>> Start DATA

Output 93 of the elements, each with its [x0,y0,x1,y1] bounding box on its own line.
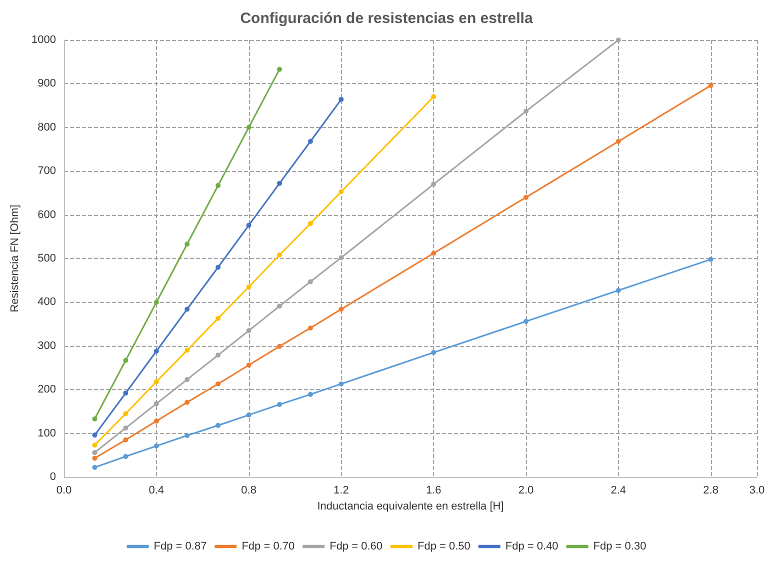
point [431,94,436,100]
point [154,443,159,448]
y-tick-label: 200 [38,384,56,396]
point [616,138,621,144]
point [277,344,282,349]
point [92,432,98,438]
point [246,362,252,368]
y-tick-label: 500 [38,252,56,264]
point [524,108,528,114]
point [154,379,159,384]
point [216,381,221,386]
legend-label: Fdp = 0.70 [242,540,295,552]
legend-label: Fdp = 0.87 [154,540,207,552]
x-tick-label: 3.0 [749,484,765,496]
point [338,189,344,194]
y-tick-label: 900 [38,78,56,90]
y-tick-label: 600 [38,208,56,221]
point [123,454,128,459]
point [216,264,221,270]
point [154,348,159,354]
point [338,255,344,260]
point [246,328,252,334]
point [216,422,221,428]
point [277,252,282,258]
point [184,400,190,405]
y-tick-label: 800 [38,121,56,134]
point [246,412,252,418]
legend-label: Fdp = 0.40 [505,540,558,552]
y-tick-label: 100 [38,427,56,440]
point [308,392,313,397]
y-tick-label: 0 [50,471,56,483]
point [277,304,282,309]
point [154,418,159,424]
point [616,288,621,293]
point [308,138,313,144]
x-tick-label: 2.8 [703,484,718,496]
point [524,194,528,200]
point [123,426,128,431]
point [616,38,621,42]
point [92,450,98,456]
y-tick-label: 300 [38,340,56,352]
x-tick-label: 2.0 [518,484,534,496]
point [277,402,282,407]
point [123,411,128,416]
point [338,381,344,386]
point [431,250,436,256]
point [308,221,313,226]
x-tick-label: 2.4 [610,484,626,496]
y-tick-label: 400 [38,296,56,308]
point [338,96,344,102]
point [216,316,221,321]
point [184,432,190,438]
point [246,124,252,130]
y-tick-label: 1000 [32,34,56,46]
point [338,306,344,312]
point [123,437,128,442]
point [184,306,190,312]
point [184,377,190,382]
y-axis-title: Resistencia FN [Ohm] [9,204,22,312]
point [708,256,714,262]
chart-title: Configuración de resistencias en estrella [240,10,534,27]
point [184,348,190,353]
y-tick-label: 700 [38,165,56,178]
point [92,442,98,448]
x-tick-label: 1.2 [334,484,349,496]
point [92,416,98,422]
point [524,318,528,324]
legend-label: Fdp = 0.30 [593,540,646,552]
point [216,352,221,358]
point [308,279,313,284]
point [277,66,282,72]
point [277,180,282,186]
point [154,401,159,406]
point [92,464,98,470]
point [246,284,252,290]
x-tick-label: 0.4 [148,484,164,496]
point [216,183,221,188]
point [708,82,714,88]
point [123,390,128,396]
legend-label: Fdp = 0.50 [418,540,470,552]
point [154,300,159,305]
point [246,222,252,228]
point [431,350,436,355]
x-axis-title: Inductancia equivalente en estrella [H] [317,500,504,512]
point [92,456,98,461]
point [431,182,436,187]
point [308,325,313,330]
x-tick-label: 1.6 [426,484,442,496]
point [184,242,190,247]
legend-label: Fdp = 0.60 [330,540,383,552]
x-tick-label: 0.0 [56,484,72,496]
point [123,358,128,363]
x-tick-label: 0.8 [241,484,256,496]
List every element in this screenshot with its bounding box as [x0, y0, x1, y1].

>> End DATA
>> Start DATA

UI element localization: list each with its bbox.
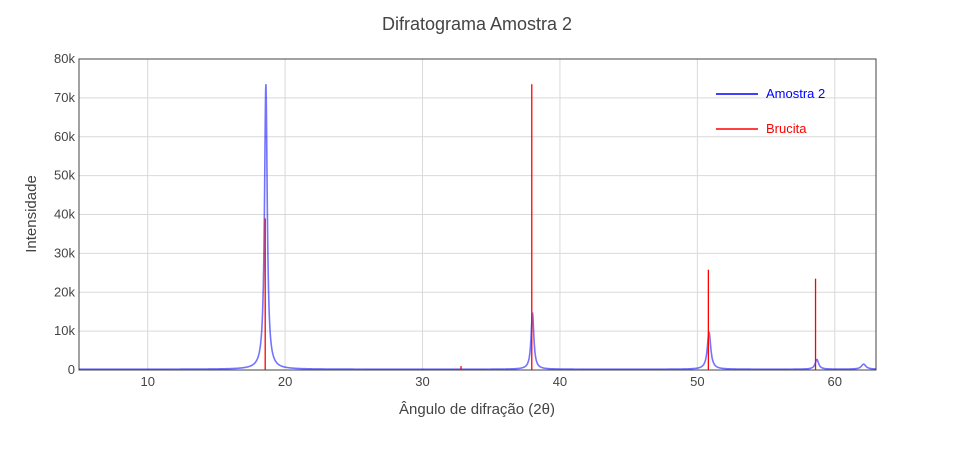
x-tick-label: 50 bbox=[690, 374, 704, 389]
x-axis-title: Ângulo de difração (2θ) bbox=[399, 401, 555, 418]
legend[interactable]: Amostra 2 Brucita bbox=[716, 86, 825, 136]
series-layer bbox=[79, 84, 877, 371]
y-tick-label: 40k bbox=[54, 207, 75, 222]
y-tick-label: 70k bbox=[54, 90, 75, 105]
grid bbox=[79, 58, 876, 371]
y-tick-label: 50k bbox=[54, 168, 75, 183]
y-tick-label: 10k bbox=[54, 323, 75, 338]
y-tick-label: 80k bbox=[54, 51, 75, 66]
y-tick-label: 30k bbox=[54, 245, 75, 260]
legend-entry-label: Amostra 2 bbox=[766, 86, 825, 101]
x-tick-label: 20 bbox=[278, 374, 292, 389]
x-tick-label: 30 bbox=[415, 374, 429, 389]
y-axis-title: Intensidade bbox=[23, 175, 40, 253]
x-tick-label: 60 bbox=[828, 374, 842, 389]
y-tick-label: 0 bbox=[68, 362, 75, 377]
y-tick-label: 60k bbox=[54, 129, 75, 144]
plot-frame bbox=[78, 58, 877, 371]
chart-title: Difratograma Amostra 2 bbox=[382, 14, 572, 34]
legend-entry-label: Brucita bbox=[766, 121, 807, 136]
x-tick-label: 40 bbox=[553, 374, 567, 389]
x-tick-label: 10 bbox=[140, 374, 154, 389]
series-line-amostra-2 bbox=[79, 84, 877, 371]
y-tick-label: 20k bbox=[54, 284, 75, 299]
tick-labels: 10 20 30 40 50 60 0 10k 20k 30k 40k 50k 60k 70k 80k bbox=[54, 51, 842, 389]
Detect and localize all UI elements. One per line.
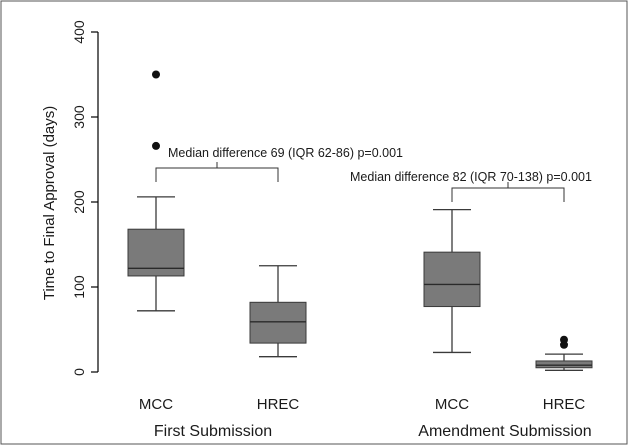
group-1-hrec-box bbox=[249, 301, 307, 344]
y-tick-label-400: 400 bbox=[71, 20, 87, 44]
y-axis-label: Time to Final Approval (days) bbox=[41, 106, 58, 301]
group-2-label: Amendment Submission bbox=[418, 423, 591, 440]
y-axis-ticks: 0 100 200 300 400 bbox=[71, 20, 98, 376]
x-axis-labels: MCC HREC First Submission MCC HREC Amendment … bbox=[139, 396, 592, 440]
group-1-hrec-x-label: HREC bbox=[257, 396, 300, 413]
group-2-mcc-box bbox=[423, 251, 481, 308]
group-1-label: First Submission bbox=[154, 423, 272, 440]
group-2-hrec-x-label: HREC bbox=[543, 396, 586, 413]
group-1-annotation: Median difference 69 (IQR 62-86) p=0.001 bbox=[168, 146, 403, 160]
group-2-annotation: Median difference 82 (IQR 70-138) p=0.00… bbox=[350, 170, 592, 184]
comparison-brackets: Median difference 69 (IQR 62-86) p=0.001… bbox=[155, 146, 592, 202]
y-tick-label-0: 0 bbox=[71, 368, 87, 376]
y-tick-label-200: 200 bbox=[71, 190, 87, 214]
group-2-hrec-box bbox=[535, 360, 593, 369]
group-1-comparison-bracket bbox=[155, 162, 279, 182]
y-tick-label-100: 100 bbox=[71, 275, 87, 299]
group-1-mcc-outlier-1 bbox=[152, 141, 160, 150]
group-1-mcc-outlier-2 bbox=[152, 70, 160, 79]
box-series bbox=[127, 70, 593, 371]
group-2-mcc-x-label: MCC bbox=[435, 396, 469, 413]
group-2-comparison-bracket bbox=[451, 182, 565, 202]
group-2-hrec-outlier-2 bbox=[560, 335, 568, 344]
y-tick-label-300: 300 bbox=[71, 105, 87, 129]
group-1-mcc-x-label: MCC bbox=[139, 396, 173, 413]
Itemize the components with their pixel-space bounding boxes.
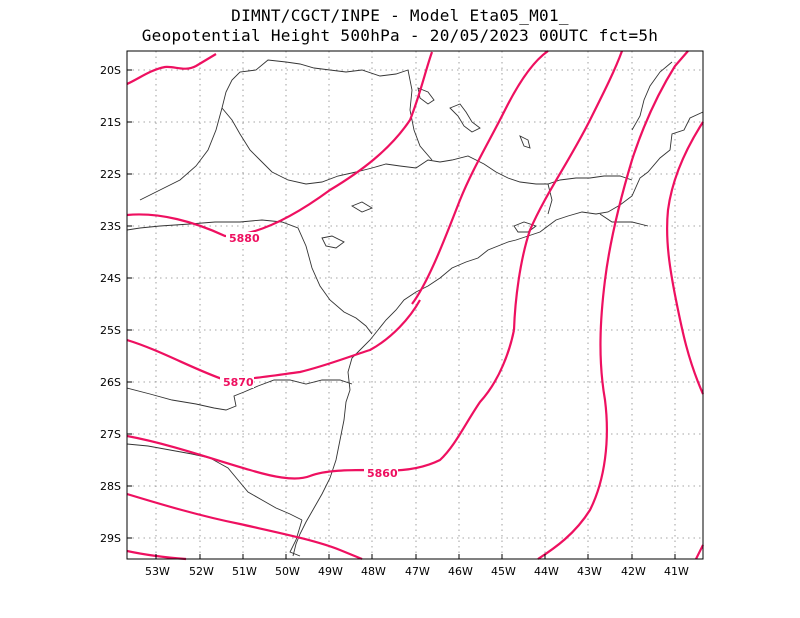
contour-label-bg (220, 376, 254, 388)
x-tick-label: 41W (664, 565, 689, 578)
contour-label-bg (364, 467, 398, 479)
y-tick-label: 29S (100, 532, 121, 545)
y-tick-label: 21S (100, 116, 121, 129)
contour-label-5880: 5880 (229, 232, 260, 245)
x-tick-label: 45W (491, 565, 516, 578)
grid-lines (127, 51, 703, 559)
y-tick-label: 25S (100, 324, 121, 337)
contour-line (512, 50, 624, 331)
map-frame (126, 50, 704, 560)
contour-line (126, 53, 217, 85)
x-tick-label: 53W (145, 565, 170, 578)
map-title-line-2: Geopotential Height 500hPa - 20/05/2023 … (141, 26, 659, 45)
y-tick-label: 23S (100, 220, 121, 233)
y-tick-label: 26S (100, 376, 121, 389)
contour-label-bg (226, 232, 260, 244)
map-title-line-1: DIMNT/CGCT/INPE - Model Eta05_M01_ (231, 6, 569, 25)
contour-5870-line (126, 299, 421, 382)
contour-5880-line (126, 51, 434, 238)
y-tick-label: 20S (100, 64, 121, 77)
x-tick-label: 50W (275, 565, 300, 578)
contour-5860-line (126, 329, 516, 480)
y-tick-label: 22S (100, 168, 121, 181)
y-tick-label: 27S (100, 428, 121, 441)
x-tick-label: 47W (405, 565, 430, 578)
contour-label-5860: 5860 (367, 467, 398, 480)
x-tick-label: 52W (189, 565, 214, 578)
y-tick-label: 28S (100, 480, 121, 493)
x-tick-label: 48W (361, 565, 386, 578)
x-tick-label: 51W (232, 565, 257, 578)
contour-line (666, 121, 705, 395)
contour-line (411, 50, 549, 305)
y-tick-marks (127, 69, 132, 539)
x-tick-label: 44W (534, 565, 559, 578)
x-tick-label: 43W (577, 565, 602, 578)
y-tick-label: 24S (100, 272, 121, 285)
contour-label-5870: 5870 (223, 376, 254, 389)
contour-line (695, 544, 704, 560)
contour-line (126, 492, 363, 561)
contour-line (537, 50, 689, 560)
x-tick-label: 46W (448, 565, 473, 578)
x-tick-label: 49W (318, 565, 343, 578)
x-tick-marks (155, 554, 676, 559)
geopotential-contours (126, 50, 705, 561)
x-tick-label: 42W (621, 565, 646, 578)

>> End DATA

_GIVEN TASK_. Copy the items verbatim, starting at the line that contains "group-1-hrec-box bbox=[249, 301, 307, 344]" and ending at the line that contains "group-1-hrec-x-label: HREC bbox=[257, 396, 300, 413]".

_WRITTEN RESPONSE_.
group-1-hrec-box bbox=[249, 301, 307, 344]
y-tick-label-400: 400 bbox=[71, 20, 87, 44]
y-axis-label: Time to Final Approval (days) bbox=[41, 106, 58, 301]
group-2-label: Amendment Submission bbox=[418, 423, 591, 440]
y-axis-ticks: 0 100 200 300 400 bbox=[71, 20, 98, 376]
x-axis-labels: MCC HREC First Submission MCC HREC Amendment … bbox=[139, 396, 592, 440]
group-1-hrec-x-label: HREC bbox=[257, 396, 300, 413]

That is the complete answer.